Challenge — From the listing below, pull each line that includes "新闻与传播学院".

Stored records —
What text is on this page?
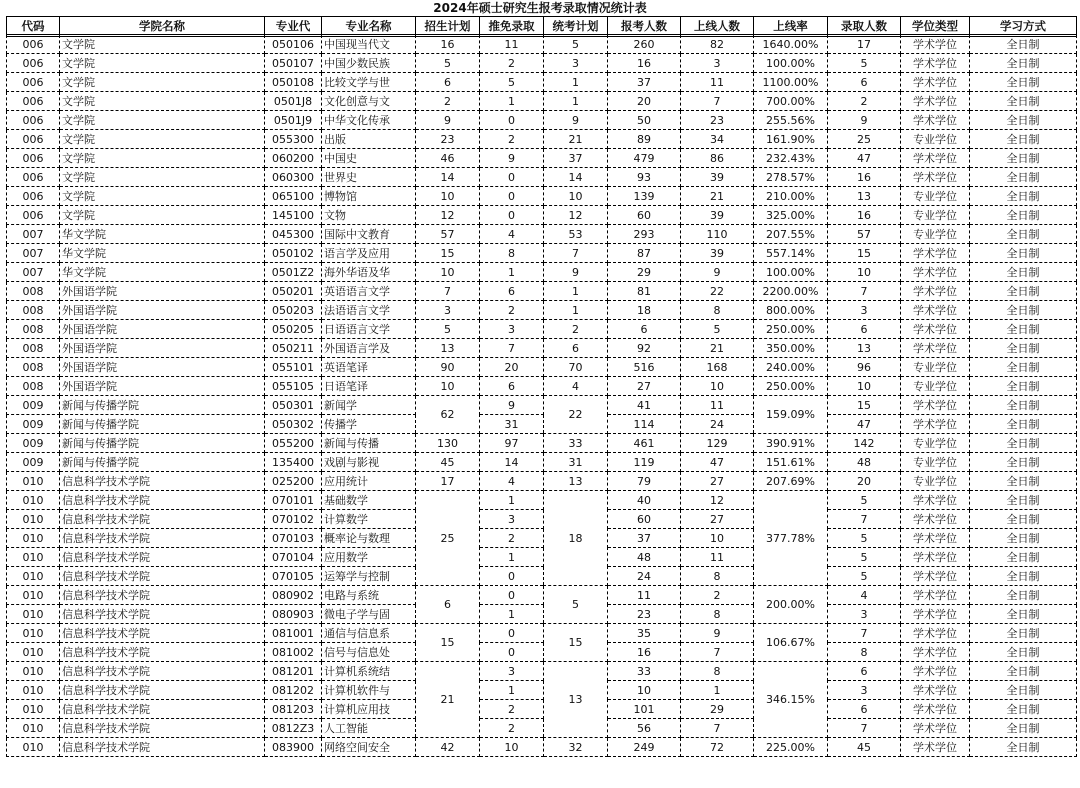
2024年硕士研究生报考录取情况统计表
代码	学院名称	专业代	专业名称	招生计划	推免录取	统考计划	报考人数	上线人数	上线率	录取人数	学位类型	学习方式
006	文学院	050106	中国现当代文	16	11	5	260	82	1640.00%	17	学术学位	全日制
006	文学院	050107	中国少数民族	5	2	3	16	3	100.00%	5	学术学位	全日制
006	文学院	050108	比较文学与世	6	5	1	37	11	1100.00%	6	学术学位	全日制
006	文学院	0501J8	文化创意与文	2	1	1	20	7	700.00%	2	学术学位	全日制
006	文学院	0501J9	中华文化传承	9	0	9	50	23	255.56%	9	学术学位	全日制
006	文学院	055300	出版	23	2	21	89	34	161.90%	25	专业学位	全日制
006	文学院	060200	中国史	46	9	37	479	86	232.43%	47	学术学位	全日制
006	文学院	060300	世界史	14	0	14	93	39	278.57%	16	学术学位	全日制
006	文学院	065100	博物馆	10	0	10	139	21	210.00%	13	专业学位	全日制
006	文学院	145100	文物	12	0	12	60	39	325.00%	16	专业学位	全日制
007	华文学院	045300	国际中文教育	57	4	53	293	110	207.55%	57	专业学位	全日制
007	华文学院	050102	语言学及应用	15	8	7	87	39	557.14%	15	学术学位	全日制
007	华文学院	0501Z2	海外华语及华	10	1	9	29	9	100.00%	10	学术学位	全日制
008	外国语学院	050201	英语语言文学	7	6	1	81	22	2200.00%	7	学术学位	全日制
008	外国语学院	050203	法语语言文学	3	2	1	18	8	800.00%	3	学术学位	全日制
008	外国语学院	050205	日语语言文学	5	3	2	6	5	250.00%	6	学术学位	全日制
008	外国语学院	050211	外国语言学及	13	7	6	92	21	350.00%	13	学术学位	全日制
008	外国语学院	055101	英语笔译	90	20	70	516	168	240.00%	96	专业学位	全日制
008	外国语学院	055105	日语笔译	10	6	4	27	10	250.00%	10	专业学位	全日制
009	新闻与传播学院	050301	新闻学	62	9	22	41	11	159.09%	15	学术学位	全日制
009	新闻与传播学院	050302	传播学		31		114	24		47	学术学位	全日制
009	新闻与传播学院	055200	新闻与传播	130	97	33	461	129	390.91%	142	专业学位	全日制
009	新闻与传播学院	135400	戏剧与影视	45	14	31	119	47	151.61%	48	专业学位	全日制
010	信息科学技术学院	025200	应用统计	17	4	13	79	27	207.69%	20	专业学位	全日制
010	信息科学技术学院	070101	基础数学	25	1	18	40	12	377.78%	5	学术学位	全日制
010	信息科学技术学院	070102	计算数学		3		60	27		7	学术学位	全日制
010	信息科学技术学院	070103	概率论与数理		2		37	10		5	学术学位	全日制
010	信息科学技术学院	070104	应用数学		1		48	11		5	学术学位	全日制
010	信息科学技术学院	070105	运筹学与控制		0		24	8		5	学术学位	全日制
010	信息科学技术学院	080902	电路与系统	6	0	5	11	2	200.00%	4	学术学位	全日制
010	信息科学技术学院	080903	微电子学与固		1		23	8		3	学术学位	全日制
010	信息科学技术学院	081001	通信与信息系	15	0	15	35	9	106.67%	7	学术学位	全日制
010	信息科学技术学院	081002	信号与信息处		0		16	7		8	学术学位	全日制
010	信息科学技术学院	081201	计算机系统结	21	3	13	33	8	346.15%	6	学术学位	全日制
010	信息科学技术学院	081202	计算机软件与		1		10	1		3	学术学位	全日制
010	信息科学技术学院	081203	计算机应用技		2		101	29		6	学术学位	全日制
010	信息科学技术学院	0812Z3	人工智能		2		56	7		7	学术学位	全日制
010	信息科学技术学院	083900	网络空间安全	42	10	32	249	72	225.00%	45	学术学位	全日制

Solution to this task —
009	新闻与传播学院	050301	新闻学	62	9	22	41	11	159.09%	15	学术学位	全日制
009	新闻与传播学院	050302	传播学		31		114	24		47	学术学位	全日制
009	新闻与传播学院	055200	新闻与传播	130	97	33	461	129	390.91%	142	专业学位	全日制
009	新闻与传播学院	135400	戏剧与影视	45	14	31	119	47	151.61%	48	专业学位	全日制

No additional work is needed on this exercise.